** Start **
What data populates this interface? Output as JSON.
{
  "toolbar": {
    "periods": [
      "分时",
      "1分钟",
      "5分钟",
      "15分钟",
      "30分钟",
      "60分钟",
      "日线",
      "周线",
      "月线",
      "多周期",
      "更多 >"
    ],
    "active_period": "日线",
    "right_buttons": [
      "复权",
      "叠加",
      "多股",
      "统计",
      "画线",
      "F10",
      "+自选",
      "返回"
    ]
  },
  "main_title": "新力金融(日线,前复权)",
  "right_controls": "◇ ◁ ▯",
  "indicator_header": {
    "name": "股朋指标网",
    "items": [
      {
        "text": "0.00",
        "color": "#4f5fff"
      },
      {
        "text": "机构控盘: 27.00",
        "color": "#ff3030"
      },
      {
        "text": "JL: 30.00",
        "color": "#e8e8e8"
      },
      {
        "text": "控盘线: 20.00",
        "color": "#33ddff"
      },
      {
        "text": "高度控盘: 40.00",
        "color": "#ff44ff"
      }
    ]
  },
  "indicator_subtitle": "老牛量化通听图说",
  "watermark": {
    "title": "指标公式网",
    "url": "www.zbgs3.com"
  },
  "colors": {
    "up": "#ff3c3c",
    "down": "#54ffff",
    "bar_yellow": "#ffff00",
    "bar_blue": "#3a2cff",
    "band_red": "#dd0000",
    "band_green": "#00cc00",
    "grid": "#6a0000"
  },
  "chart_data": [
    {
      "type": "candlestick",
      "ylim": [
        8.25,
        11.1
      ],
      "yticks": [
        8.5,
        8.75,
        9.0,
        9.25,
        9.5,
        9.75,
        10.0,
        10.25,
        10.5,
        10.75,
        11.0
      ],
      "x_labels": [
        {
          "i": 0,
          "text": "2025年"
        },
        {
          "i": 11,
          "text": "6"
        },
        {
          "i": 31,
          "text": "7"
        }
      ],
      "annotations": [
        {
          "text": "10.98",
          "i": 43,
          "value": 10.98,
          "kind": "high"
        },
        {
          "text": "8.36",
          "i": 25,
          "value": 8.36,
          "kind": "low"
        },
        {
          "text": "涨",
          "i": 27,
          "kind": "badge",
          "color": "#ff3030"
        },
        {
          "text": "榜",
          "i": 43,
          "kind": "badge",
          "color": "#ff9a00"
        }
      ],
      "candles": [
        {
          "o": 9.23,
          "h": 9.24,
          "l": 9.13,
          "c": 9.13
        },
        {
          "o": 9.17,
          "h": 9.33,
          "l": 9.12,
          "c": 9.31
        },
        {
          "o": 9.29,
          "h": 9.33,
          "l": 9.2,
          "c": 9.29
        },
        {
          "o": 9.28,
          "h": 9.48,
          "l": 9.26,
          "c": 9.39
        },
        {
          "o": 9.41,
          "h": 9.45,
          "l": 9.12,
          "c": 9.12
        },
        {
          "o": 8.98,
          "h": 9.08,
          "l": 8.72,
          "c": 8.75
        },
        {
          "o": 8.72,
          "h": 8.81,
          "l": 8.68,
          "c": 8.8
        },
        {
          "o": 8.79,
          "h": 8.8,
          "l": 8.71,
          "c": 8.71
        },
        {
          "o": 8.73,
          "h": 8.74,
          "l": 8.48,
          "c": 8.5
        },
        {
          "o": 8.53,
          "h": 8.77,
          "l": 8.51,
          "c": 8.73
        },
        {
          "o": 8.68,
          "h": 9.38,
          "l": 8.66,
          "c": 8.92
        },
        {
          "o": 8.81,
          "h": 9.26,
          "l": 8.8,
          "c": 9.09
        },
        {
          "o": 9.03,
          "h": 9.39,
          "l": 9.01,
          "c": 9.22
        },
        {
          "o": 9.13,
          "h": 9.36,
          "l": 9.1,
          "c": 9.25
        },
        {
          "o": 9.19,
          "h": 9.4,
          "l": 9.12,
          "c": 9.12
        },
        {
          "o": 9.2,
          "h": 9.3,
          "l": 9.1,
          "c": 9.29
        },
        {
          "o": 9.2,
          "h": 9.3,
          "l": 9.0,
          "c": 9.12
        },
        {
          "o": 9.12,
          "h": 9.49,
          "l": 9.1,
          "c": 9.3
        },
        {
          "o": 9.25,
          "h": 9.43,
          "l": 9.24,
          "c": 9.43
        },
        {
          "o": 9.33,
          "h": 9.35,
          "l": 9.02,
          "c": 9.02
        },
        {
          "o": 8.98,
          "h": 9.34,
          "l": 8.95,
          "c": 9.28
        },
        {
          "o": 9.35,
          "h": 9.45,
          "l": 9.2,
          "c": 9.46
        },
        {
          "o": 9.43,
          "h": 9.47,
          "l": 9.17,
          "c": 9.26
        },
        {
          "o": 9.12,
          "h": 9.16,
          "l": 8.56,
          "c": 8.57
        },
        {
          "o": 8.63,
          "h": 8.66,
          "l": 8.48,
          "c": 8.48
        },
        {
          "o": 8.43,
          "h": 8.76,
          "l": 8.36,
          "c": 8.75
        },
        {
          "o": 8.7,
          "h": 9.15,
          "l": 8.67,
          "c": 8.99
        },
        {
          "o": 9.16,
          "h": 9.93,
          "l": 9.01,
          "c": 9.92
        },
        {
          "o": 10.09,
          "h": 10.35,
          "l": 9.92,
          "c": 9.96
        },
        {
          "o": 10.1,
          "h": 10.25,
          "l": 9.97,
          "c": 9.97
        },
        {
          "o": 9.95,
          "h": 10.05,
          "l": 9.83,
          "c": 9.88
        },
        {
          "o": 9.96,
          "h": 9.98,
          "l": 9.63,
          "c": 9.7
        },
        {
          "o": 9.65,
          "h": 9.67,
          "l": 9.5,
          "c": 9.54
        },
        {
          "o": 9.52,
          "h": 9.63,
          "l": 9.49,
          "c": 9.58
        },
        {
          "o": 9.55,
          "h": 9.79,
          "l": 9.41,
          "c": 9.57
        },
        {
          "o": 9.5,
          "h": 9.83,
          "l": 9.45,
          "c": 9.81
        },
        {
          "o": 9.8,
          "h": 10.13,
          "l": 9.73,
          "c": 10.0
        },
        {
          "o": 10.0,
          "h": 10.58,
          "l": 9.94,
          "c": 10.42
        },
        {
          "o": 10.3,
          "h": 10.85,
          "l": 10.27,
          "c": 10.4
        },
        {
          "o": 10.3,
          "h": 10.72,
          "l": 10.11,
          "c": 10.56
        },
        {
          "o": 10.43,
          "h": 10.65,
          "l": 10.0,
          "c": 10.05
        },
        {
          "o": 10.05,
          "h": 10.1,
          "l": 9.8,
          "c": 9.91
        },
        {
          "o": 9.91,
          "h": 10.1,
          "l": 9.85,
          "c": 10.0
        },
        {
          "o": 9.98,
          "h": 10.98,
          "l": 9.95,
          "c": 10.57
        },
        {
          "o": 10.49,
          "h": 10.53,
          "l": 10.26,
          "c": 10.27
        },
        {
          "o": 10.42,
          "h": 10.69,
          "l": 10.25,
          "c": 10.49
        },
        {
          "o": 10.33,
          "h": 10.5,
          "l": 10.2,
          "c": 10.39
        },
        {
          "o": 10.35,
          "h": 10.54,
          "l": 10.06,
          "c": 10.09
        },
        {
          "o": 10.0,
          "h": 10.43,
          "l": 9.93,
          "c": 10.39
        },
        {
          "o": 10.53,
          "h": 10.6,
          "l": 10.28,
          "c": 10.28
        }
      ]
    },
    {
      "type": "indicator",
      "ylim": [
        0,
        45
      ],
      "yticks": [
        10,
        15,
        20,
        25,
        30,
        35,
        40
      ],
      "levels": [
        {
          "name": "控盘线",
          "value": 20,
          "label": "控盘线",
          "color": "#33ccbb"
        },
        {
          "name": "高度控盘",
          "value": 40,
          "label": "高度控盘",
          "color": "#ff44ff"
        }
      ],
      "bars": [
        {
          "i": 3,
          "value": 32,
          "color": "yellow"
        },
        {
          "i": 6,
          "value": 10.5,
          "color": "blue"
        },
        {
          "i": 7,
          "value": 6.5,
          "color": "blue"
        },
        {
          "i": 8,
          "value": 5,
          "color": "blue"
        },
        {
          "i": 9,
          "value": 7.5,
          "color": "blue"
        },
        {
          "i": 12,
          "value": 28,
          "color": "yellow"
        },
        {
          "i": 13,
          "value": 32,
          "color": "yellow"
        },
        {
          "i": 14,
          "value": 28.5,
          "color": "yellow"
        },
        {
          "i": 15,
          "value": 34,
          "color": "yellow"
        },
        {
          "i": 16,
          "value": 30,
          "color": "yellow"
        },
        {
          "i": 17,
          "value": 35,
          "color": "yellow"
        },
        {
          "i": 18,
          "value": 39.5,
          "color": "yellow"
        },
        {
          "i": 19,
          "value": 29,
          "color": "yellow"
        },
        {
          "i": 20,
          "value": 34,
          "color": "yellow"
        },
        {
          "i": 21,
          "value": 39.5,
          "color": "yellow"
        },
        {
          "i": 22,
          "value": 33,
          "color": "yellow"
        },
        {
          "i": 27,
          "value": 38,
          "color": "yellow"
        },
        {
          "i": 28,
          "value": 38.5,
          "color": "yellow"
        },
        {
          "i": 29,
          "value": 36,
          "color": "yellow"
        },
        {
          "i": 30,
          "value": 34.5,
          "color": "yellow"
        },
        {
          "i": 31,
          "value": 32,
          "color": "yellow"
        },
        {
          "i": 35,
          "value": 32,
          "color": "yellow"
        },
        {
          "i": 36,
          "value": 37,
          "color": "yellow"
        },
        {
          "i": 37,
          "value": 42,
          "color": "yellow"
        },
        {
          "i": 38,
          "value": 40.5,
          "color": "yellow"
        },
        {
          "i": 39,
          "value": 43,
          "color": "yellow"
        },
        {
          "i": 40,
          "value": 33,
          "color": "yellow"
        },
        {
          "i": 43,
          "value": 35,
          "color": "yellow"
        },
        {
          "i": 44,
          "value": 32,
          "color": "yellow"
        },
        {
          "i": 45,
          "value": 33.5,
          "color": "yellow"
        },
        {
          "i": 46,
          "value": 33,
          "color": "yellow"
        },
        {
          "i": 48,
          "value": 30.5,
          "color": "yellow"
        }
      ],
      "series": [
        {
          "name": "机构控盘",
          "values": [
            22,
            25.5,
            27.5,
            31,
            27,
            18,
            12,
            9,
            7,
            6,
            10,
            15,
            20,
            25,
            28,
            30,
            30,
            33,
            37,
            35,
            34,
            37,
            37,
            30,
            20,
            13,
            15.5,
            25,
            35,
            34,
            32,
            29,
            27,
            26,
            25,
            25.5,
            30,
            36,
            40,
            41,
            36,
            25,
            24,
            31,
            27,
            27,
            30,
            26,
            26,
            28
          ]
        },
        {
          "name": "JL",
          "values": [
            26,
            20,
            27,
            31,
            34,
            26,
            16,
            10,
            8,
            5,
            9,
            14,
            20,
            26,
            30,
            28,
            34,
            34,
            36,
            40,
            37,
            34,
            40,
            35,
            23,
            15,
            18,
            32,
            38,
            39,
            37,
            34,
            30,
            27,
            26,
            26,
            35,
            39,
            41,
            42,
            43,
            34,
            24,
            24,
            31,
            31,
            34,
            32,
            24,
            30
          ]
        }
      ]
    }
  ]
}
** End **
Copy out every line in the listing where the word "text" appears.

        "text": "0.00",
        "text": "机构控盘: 27.00",
        "text": "JL: 30.00",
        "text": "控盘线: 20.00",
        "text": "高度控盘: 40.00",
          "text": "2025年"
          "text": "6"
          "text": "7"
          "text": "10.98",
          "text": "8.36",
          "text": "涨",
          "text": "榜",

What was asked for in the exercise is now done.